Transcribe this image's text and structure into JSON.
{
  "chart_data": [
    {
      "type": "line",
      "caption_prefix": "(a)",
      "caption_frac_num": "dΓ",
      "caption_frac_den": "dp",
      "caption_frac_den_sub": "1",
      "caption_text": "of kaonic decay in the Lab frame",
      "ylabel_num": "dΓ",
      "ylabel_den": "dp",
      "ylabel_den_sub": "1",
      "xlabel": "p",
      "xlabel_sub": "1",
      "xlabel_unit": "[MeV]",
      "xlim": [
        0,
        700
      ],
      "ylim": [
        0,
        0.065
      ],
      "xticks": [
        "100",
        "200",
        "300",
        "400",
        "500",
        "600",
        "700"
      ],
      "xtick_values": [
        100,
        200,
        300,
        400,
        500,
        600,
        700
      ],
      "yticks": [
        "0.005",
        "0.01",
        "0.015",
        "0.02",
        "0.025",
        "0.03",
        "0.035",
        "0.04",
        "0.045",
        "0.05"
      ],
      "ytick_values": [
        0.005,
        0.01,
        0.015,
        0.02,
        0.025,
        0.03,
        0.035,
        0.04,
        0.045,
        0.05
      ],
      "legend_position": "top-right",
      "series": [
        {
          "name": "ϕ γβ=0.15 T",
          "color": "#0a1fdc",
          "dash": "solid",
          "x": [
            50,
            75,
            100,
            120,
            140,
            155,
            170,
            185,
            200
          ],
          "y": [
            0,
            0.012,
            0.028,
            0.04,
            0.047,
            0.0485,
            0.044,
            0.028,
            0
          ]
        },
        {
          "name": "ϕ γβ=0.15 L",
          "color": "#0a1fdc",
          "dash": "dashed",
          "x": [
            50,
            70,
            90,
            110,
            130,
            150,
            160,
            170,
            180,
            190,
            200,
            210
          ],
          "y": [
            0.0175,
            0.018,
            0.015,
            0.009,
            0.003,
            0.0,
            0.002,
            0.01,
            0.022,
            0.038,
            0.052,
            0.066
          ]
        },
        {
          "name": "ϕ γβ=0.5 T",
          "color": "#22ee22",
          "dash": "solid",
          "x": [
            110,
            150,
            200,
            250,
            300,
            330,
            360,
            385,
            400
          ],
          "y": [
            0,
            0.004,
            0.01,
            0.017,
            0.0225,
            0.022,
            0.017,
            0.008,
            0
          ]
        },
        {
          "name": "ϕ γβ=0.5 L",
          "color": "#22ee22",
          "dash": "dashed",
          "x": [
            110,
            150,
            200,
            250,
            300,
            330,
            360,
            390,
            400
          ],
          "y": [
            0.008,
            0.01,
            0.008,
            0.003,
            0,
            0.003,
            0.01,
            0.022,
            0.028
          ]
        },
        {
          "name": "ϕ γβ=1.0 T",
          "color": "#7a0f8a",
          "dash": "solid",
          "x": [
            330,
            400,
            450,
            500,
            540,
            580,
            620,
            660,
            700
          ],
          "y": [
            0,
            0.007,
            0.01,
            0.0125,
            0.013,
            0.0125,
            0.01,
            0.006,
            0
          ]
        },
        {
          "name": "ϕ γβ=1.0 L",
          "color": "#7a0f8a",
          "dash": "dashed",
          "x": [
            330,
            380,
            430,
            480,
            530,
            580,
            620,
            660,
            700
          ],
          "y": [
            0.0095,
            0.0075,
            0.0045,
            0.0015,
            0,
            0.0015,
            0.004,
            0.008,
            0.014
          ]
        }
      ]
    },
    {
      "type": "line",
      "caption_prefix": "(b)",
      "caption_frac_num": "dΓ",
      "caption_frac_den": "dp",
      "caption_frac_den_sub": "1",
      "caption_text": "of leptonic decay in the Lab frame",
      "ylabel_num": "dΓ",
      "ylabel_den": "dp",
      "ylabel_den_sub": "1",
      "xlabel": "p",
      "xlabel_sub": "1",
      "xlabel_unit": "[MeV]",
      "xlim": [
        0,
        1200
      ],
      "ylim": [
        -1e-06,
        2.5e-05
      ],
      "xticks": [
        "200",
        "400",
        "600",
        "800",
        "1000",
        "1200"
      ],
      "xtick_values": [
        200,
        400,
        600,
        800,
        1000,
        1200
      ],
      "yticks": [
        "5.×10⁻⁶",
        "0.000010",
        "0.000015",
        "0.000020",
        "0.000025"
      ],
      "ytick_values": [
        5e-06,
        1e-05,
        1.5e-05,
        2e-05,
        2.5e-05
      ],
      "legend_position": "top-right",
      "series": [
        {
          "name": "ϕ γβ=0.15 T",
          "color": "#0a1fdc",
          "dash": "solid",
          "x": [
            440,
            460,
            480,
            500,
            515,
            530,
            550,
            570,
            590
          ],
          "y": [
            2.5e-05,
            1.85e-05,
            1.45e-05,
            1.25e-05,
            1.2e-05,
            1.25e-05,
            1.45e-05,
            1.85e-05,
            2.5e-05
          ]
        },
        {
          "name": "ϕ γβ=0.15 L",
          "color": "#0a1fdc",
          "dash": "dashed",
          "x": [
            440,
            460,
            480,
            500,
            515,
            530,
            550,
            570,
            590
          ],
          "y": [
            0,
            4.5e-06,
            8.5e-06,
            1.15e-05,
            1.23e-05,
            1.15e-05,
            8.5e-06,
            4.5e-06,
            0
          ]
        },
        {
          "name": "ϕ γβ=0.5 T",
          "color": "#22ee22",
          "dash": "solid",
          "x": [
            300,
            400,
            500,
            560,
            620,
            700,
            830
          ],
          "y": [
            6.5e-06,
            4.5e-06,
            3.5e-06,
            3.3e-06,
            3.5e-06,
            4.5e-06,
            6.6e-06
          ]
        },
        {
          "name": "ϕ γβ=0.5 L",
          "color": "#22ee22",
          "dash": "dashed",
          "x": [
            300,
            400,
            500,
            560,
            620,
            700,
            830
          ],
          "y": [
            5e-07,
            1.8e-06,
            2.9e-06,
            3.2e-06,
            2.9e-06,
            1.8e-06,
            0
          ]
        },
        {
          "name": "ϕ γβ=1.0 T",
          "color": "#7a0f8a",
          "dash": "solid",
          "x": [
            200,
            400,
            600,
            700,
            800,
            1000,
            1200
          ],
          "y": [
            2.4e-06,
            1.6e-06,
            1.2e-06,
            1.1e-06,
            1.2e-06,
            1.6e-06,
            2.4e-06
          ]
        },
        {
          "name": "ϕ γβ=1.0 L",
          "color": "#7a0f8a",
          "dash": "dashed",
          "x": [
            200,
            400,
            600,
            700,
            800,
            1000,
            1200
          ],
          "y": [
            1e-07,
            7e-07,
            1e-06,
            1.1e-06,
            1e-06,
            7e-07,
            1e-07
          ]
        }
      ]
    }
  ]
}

+===+

Exercise.
Every entry above should be retyped exactly as shown.

Result below.
Transcribe this image's text and structure into JSON.
{
  "chart_data": [
    {
      "type": "line",
      "caption_prefix": "(a)",
      "caption_frac_num": "dΓ",
      "caption_frac_den": "dp",
      "caption_frac_den_sub": "1",
      "caption_text": "of kaonic decay in the Lab frame",
      "ylabel_num": "dΓ",
      "ylabel_den": "dp",
      "ylabel_den_sub": "1",
      "xlabel": "p",
      "xlabel_sub": "1",
      "xlabel_unit": "[MeV]",
      "xlim": [
        0,
        700
      ],
      "ylim": [
        0,
        0.065
      ],
      "xticks": [
        "100",
        "200",
        "300",
        "400",
        "500",
        "600",
        "700"
      ],
      "xtick_values": [
        100,
        200,
        300,
        400,
        500,
        600,
        700
      ],
      "yticks": [
        "0.005",
        "0.01",
        "0.015",
        "0.02",
        "0.025",
        "0.03",
        "0.035",
        "0.04",
        "0.045",
        "0.05"
      ],
      "ytick_values": [
        0.005,
        0.01,
        0.015,
        0.02,
        0.025,
        0.03,
        0.035,
        0.04,
        0.045,
        0.05
      ],
      "legend_position": "top-right",
      "series": [
        {
          "name": "ϕ γβ=0.15 T",
          "color": "#0a1fdc",
          "dash": "solid",
          "x": [
            50,
            75,
            100,
            120,
            140,
            155,
            170,
            185,
            200
          ],
          "y": [
            0,
            0.012,
            0.028,
            0.04,
            0.047,
            0.0485,
            0.044,
            0.028,
            0
          ]
        },
        {
          "name": "ϕ γβ=0.15 L",
          "color": "#0a1fdc",
          "dash": "dashed",
          "x": [
            50,
            70,
            90,
            110,
            130,
            150,
            160,
            170,
            180,
            190,
            200,
            210
          ],
          "y": [
            0.0175,
            0.018,
            0.015,
            0.009,
            0.003,
            0.0,
            0.002,
            0.01,
            0.022,
            0.038,
            0.052,
            0.066
          ]
        },
        {
          "name": "ϕ γβ=0.5 T",
          "color": "#22ee22",
          "dash": "solid",
          "x": [
            110,
            150,
            200,
            250,
            300,
            330,
            360,
            385,
            400
          ],
          "y": [
            0,
            0.004,
            0.01,
            0.017,
            0.0225,
            0.022,
            0.017,
            0.008,
            0
          ]
        },
        {
          "name": "ϕ γβ=0.5 L",
          "color": "#22ee22",
          "dash": "dashed",
          "x": [
            110,
            150,
            200,
            250,
            300,
            330,
            360,
            390,
            400
          ],
          "y": [
            0.008,
            0.01,
            0.008,
            0.003,
            0,
            0.003,
            0.01,
            0.022,
            0.028
          ]
        },
        {
          "name": "ϕ γβ=1.0 T",
          "color": "#7a0f8a",
          "dash": "solid",
          "x": [
            330,
            400,
            450,
            500,
            540,
            580,
            620,
            660,
            700
          ],
          "y": [
            0,
            0.007,
            0.01,
            0.0125,
            0.013,
            0.0125,
            0.01,
            0.006,
            0
          ]
        },
        {
          "name": "ϕ γβ=1.0 L",
          "color": "#7a0f8a",
          "dash": "dashed",
          "x": [
            330,
            380,
            430,
            480,
            530,
            580,
            620,
            660,
            700
          ],
          "y": [
            0.0095,
            0.0075,
            0.0045,
            0.0015,
            0,
            0.0015,
            0.004,
            0.008,
            0.014
          ]
        }
      ]
    },
    {
      "type": "line",
      "caption_prefix": "(b)",
      "caption_frac_num": "dΓ",
      "caption_frac_den": "dp",
      "caption_frac_den_sub": "1",
      "caption_text": "of leptonic decay in the Lab frame",
      "ylabel_num": "dΓ",
      "ylabel_den": "dp",
      "ylabel_den_sub": "1",
      "xlabel": "p",
      "xlabel_sub": "1",
      "xlabel_unit": "[MeV]",
      "xlim": [
        0,
        1200
      ],
      "ylim": [
        -1e-06,
        2.5e-05
      ],
      "xticks": [
        "200",
        "400",
        "600",
        "800",
        "1000",
        "1200"
      ],
      "xtick_values": [
        200,
        400,
        600,
        800,
        1000,
        1200
      ],
      "yticks": [
        "5.×10⁻⁶",
        "0.000010",
        "0.000015",
        "0.000020",
        "0.000025"
      ],
      "ytick_values": [
        5e-06,
        1e-05,
        1.5e-05,
        2e-05,
        2.5e-05
      ],
      "legend_position": "top-right",
      "series": [
        {
          "name": "ϕ γβ=0.15 T",
          "color": "#0a1fdc",
          "dash": "solid",
          "x": [
            440,
            460,
            480,
            500,
            515,
            530,
            550,
            570,
            590
          ],
          "y": [
            2.5e-05,
            1.85e-05,
            1.45e-05,
            1.25e-05,
            1.2e-05,
            1.25e-05,
            1.45e-05,
            1.85e-05,
            2.5e-05
          ]
        },
        {
          "name": "ϕ γβ=0.15 L",
          "color": "#0a1fdc",
          "dash": "dashed",
          "x": [
            440,
            460,
            480,
            500,
            515,
            530,
            550,
            570,
            590
          ],
          "y": [
            0,
            4.5e-06,
            8.5e-06,
            1.15e-05,
            1.23e-05,
            1.15e-05,
            8.5e-06,
            4.5e-06,
            0
          ]
        },
        {
          "name": "ϕ γβ=0.5 T",
          "color": "#22ee22",
          "dash": "solid",
          "x": [
            300,
            400,
            500,
            560,
            620,
            700,
            830
          ],
          "y": [
            6.5e-06,
            4.5e-06,
            3.5e-06,
            3.3e-06,
            3.5e-06,
            4.5e-06,
            6.6e-06
          ]
        },
        {
          "name": "ϕ γβ=0.5 L",
          "color": "#22ee22",
          "dash": "dashed",
          "x": [
            300,
            400,
            500,
            560,
            620,
            700,
            830
          ],
          "y": [
            5e-07,
            1.8e-06,
            2.9e-06,
            3.2e-06,
            2.9e-06,
            1.8e-06,
            0
          ]
        },
        {
          "name": "ϕ γβ=1.0 T",
          "color": "#7a0f8a",
          "dash": "solid",
          "x": [
            200,
            400,
            600,
            700,
            800,
            1000,
            1200
          ],
          "y": [
            2.4e-06,
            1.6e-06,
            1.2e-06,
            1.1e-06,
            1.2e-06,
            1.6e-06,
            2.4e-06
          ]
        },
        {
          "name": "ϕ γβ=1.0 L",
          "color": "#7a0f8a",
          "dash": "dashed",
          "x": [
            200,
            400,
            600,
            700,
            800,
            1000,
            1200
          ],
          "y": [
            1e-07,
            7e-07,
            1e-06,
            1.1e-06,
            1e-06,
            7e-07,
            1e-07
          ]
        }
      ]
    }
  ]
}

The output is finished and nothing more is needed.